Start of Data

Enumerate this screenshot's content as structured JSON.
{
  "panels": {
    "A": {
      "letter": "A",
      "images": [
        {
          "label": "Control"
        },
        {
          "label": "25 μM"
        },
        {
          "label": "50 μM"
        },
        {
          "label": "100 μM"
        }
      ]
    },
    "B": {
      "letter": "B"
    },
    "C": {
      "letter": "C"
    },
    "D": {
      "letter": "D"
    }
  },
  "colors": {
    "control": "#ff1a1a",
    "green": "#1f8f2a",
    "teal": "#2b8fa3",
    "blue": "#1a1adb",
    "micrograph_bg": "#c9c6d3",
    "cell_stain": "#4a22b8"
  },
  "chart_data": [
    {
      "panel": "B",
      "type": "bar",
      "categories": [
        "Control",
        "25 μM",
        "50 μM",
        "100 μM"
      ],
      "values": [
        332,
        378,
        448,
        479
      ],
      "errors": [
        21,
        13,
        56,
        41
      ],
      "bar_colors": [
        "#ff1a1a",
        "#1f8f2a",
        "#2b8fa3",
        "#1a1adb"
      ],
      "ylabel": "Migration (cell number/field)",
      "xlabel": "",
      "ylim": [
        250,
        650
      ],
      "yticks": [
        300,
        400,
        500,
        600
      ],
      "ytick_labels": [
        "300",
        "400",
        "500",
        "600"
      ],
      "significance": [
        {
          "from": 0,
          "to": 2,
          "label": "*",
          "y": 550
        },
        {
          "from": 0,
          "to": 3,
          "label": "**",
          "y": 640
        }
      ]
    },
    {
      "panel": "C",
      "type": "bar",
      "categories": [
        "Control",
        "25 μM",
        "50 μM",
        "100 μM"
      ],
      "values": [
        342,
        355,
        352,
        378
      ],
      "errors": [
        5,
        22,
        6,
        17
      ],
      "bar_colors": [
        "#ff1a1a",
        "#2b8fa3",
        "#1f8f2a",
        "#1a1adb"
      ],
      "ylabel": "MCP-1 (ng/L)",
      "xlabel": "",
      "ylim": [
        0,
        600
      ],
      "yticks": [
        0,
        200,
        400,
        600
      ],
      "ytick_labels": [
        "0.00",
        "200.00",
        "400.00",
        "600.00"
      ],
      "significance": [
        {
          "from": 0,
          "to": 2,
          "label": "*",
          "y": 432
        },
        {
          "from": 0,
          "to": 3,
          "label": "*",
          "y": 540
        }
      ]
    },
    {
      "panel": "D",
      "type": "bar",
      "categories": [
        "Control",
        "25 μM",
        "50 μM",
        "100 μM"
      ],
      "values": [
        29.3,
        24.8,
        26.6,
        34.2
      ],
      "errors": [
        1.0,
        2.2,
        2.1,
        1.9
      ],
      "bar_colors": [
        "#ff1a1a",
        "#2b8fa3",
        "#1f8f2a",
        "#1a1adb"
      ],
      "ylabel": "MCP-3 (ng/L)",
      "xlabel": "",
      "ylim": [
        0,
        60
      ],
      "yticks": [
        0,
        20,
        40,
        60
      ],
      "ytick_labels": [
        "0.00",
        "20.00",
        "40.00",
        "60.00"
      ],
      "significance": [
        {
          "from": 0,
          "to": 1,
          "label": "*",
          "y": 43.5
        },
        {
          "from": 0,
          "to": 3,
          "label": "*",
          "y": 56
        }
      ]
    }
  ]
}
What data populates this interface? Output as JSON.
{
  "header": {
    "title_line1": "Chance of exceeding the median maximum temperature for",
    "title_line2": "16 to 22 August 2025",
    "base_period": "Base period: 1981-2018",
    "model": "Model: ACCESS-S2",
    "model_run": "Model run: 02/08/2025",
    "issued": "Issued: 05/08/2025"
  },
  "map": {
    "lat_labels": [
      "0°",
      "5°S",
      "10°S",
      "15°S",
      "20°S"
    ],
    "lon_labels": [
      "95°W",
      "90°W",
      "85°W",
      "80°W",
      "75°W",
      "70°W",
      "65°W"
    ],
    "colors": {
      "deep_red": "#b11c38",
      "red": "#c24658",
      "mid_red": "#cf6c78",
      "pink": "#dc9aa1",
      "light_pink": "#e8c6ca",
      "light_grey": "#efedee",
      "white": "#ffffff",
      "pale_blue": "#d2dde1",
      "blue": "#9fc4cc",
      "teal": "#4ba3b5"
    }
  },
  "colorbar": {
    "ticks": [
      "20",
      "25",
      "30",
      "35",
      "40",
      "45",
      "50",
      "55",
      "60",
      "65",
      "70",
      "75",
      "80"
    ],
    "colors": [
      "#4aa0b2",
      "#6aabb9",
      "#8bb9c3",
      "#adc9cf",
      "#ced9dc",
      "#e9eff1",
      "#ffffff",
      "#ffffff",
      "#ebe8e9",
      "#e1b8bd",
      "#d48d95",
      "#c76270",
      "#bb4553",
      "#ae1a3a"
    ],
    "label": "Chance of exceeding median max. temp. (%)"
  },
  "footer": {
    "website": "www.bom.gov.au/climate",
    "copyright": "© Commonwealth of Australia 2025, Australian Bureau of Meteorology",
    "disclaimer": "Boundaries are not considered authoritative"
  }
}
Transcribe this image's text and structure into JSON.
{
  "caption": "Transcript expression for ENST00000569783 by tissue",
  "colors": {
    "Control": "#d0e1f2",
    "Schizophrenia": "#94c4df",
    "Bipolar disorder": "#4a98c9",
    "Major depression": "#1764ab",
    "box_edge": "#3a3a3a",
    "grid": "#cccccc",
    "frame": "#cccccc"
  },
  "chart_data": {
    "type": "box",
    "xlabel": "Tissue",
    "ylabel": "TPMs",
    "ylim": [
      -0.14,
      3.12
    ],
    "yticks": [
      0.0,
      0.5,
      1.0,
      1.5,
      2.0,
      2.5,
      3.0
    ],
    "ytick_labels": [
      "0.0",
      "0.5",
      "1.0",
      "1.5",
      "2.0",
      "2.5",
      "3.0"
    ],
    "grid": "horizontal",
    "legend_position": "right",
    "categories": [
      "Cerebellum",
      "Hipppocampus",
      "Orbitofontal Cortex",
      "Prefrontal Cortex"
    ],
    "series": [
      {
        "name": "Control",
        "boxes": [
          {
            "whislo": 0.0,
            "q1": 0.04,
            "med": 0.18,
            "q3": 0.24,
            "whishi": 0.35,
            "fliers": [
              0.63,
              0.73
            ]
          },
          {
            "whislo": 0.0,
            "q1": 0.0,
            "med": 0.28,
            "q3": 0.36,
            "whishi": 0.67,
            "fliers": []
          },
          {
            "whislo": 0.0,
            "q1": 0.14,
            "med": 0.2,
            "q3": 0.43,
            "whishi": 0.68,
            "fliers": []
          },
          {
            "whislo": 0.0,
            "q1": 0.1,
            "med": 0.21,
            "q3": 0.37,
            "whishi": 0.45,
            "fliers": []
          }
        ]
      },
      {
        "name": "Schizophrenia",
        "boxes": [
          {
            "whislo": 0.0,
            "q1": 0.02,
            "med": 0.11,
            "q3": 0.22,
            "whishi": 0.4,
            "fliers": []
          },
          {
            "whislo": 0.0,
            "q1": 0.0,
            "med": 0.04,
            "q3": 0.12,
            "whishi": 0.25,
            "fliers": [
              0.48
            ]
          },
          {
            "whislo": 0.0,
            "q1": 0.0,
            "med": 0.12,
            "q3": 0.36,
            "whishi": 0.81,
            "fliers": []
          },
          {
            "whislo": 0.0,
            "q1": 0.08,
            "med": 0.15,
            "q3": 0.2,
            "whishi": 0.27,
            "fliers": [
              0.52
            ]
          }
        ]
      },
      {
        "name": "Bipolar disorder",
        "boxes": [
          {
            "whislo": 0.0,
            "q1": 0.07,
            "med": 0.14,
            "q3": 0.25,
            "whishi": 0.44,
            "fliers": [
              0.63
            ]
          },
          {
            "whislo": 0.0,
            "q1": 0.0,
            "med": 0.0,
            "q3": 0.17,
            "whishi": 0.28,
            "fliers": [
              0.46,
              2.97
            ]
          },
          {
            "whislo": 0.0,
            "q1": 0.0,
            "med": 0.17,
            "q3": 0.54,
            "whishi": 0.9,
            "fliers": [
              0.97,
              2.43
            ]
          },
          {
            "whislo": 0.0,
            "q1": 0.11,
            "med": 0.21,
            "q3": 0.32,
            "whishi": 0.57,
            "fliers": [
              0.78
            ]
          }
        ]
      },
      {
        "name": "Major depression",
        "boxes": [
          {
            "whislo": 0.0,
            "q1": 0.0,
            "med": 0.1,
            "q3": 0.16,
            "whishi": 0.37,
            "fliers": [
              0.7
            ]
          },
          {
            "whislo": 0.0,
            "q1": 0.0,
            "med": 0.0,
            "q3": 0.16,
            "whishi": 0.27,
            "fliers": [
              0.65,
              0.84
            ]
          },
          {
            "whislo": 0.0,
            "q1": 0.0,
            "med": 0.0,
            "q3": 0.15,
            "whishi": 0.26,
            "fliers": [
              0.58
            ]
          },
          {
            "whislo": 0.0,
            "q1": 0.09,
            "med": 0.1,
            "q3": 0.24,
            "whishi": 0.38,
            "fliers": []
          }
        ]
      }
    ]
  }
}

End of Data

Work instructions: Find every line that has "Cortex" in it, then return those lines.

Reply to the task:
      "Orbitofontal Cortex",
      "Prefrontal Cortex"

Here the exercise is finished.